Recorded data:
※ ※ ※

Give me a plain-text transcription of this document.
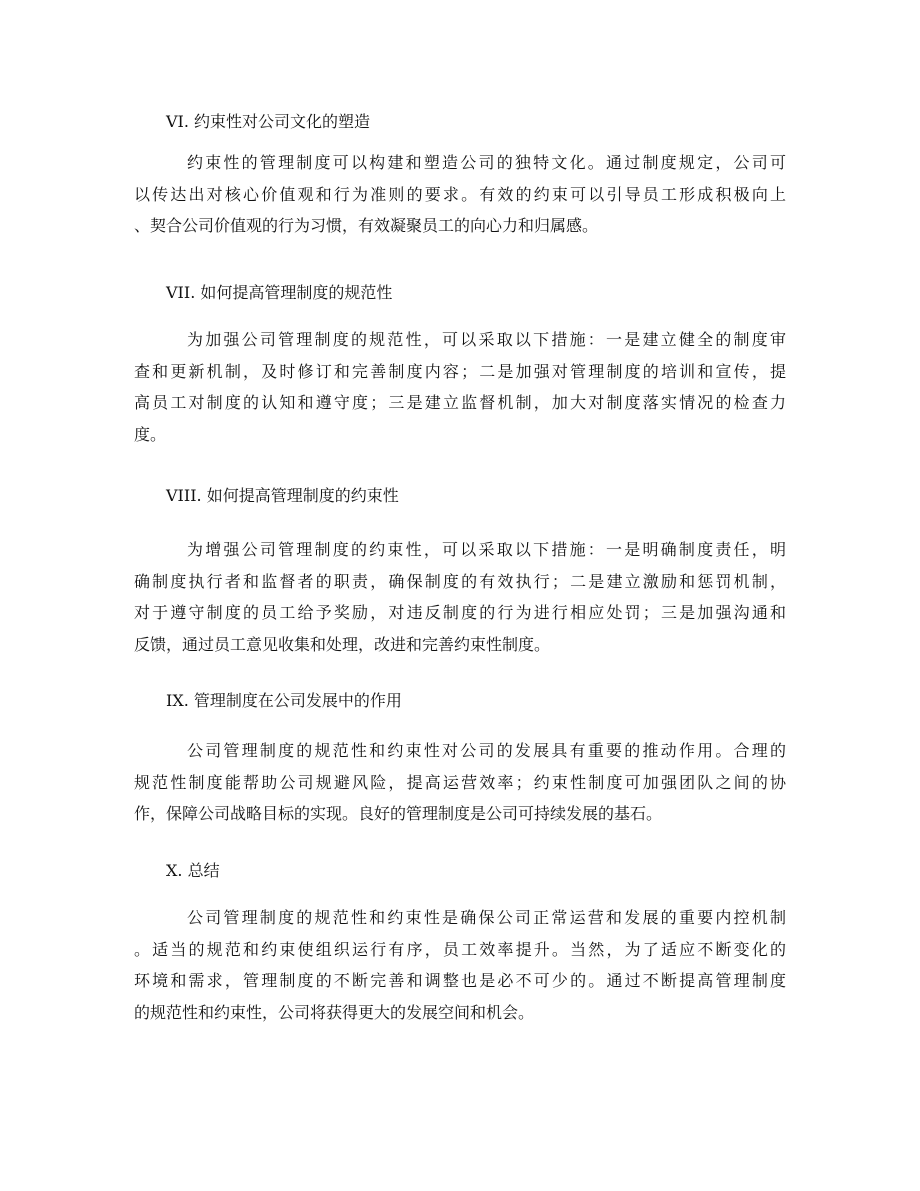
VI. 约束性对公司文化的塑造
约束性的管理制度可以构建和塑造公司的独特文化。通过制度规定，公司可
以传达出对核心价值观和行为准则的要求。有效的约束可以引导员工形成积极向上
、契合公司价值观的行为习惯，有效凝聚员工的向心力和归属感。
VII. 如何提高管理制度的规范性
为加强公司管理制度的规范性，可以采取以下措施：一是建立健全的制度审
查和更新机制，及时修订和完善制度内容；二是加强对管理制度的培训和宣传，提
高员工对制度的认知和遵守度；三是建立监督机制，加大对制度落实情况的检查力
度。
VIII. 如何提高管理制度的约束性
为增强公司管理制度的约束性，可以采取以下措施：一是明确制度责任，明
确制度执行者和监督者的职责，确保制度的有效执行；二是建立激励和惩罚机制，
对于遵守制度的员工给予奖励，对违反制度的行为进行相应处罚；三是加强沟通和
反馈，通过员工意见收集和处理，改进和完善约束性制度。
IX. 管理制度在公司发展中的作用
公司管理制度的规范性和约束性对公司的发展具有重要的推动作用。合理的
规范性制度能帮助公司规避风险，提高运营效率；约束性制度可加强团队之间的协
作，保障公司战略目标的实现。良好的管理制度是公司可持续发展的基石。
X. 总结
公司管理制度的规范性和约束性是确保公司正常运营和发展的重要内控机制
。适当的规范和约束使组织运行有序，员工效率提升。当然，为了适应不断变化的
环境和需求，管理制度的不断完善和调整也是必不可少的。通过不断提高管理制度
的规范性和约束性，公司将获得更大的发展空间和机会。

※ ※ ※

Exercise brief: Each line that holds the word "可以采取以下措施" is to be copied.

Response to the exercise:
为加强公司管理制度的规范性，可以采取以下措施：一是建立健全的制度审
为增强公司管理制度的约束性，可以采取以下措施：一是明确制度责任，明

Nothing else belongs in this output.